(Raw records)

>> START

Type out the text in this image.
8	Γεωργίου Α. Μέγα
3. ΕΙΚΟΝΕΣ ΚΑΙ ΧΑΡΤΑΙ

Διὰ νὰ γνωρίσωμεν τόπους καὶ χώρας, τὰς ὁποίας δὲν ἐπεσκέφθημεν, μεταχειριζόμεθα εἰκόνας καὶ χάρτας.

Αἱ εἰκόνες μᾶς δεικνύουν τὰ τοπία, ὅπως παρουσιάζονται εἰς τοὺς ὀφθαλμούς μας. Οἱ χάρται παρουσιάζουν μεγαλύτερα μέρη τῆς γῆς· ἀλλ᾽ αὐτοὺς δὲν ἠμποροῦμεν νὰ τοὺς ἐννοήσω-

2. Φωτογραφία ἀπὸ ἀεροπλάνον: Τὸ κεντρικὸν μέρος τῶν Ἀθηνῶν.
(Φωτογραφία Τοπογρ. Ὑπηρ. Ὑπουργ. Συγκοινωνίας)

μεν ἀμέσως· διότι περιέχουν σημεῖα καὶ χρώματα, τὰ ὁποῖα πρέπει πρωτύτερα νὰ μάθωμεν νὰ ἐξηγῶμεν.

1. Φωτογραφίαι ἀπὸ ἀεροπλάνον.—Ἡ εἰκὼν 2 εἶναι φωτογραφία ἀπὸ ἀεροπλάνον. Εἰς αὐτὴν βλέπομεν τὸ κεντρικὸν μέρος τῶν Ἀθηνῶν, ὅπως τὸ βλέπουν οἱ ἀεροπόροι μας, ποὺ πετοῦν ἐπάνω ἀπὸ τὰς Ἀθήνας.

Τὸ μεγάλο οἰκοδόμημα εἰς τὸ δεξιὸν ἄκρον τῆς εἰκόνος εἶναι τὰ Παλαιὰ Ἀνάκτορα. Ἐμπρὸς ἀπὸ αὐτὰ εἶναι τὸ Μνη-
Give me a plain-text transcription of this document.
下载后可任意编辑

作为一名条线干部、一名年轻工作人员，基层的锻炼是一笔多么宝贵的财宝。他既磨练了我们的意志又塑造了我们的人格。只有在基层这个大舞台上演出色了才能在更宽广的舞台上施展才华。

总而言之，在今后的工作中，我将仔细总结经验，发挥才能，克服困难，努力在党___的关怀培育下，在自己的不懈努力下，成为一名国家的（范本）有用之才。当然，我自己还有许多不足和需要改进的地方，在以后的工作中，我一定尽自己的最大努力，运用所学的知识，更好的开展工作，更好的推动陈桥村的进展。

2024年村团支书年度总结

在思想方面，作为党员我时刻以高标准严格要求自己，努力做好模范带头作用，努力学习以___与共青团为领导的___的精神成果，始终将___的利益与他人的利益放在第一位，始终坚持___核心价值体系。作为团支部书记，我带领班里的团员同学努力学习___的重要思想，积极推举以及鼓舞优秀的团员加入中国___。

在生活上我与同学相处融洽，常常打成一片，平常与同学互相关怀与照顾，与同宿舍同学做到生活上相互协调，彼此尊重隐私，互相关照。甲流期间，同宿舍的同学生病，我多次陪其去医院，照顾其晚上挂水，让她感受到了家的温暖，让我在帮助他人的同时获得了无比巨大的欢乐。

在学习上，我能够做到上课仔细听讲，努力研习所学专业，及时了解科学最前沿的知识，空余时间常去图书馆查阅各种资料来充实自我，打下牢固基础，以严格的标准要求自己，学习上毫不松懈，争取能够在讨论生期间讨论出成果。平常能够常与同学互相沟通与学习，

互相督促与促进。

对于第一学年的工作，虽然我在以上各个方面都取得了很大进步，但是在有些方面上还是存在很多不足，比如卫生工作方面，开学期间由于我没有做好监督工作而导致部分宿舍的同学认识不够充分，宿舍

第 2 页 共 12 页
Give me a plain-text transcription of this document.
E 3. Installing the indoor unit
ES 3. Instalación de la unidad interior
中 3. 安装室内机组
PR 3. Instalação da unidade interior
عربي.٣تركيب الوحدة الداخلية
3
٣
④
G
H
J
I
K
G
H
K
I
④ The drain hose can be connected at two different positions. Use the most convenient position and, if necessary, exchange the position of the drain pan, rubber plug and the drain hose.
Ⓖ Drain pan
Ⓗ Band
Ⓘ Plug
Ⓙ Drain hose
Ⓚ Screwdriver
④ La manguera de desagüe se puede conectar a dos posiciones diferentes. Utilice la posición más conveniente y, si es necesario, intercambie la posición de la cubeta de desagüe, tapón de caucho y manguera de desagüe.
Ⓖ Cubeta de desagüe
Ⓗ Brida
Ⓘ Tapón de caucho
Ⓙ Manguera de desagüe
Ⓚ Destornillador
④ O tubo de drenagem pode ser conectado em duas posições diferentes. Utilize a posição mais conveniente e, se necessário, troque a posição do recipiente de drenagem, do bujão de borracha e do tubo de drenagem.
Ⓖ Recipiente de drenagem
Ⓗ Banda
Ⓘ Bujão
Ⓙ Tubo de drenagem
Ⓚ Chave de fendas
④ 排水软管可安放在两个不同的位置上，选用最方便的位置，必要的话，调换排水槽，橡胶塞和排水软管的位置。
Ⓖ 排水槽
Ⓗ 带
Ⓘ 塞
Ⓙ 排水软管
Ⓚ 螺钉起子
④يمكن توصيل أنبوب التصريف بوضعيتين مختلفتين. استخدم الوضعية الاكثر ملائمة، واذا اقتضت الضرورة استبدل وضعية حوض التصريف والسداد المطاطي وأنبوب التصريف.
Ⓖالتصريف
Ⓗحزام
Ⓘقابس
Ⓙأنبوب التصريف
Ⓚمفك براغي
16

>> END

Return each line in the records that holds the string "drenagem".

## RESULT OF THE EXERCISE
④ O tubo de drenagem pode ser conectado em duas posições diferentes. Utilize a posição mais conveniente e, se necessário, troque a posição do recipiente de drenagem, do bujão de borracha e do tubo de drenagem.
Ⓖ Recipiente de drenagem
Ⓙ Tubo de drenagem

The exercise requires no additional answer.